Direction.
Output an exact reproduction of the data.

++++ Records shown ++++

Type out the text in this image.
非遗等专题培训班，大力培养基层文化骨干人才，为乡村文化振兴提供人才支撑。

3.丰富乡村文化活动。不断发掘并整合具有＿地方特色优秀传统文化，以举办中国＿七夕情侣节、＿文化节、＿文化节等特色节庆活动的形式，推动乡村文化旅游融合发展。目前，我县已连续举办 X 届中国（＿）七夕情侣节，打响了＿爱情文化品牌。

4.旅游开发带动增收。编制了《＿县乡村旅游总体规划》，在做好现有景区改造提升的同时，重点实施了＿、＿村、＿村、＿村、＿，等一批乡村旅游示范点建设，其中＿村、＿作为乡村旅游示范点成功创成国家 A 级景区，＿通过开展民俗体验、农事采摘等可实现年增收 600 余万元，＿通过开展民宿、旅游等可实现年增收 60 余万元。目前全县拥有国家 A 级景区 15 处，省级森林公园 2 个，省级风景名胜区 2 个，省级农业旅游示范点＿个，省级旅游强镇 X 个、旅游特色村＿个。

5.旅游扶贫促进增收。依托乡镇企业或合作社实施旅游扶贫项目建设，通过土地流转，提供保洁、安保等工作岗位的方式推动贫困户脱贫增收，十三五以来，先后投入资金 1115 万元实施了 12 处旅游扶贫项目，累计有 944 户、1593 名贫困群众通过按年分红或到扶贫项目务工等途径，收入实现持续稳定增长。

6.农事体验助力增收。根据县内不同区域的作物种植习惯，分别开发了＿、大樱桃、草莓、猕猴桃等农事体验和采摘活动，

++++

Solution to the exercise.
Type out the text in this image.
非遗等专题培训班，大力培养基层文化骨干人才，为乡村文化振兴提供人才支撑。

3.丰富乡村文化活动。不断发掘并整合具有＿地方特色优秀传统文化，以举办中国＿七夕情侣节、＿文化节、＿文化节等特色节庆活动的形式，推动乡村文化旅游融合发展。目前，我县已连续举办 X 届中国（＿）七夕情侣节，打响了＿爱情文化品牌。

4.旅游开发带动增收。编制了《＿县乡村旅游总体规划》，在做好现有景区改造提升的同时，重点实施了＿、＿村、＿村、＿村、＿，等一批乡村旅游示范点建设，其中＿村、＿作为乡村旅游示范点成功创成国家 A 级景区，＿通过开展民俗体验、农事采摘等可实现年增收 600 余万元，＿通过开展民宿、旅游等可实现年增收 60 余万元。目前全县拥有国家 A 级景区 15 处，省级森林公园 2 个，省级风景名胜区 2 个，省级农业旅游示范点＿个，省级旅游强镇 X 个、旅游特色村＿个。

5.旅游扶贫促进增收。依托乡镇企业或合作社实施旅游扶贫项目建设，通过土地流转，提供保洁、安保等工作岗位的方式推动贫困户脱贫增收，十三五以来，先后投入资金 1115 万元实施了 12 处旅游扶贫项目，累计有 944 户、1593 名贫困群众通过按年分红或到扶贫项目务工等途径，收入实现持续稳定增长。

6.农事体验助力增收。根据县内不同区域的作物种植习惯，分别开发了＿、大樱桃、草莓、猕猴桃等农事体验和采摘活动，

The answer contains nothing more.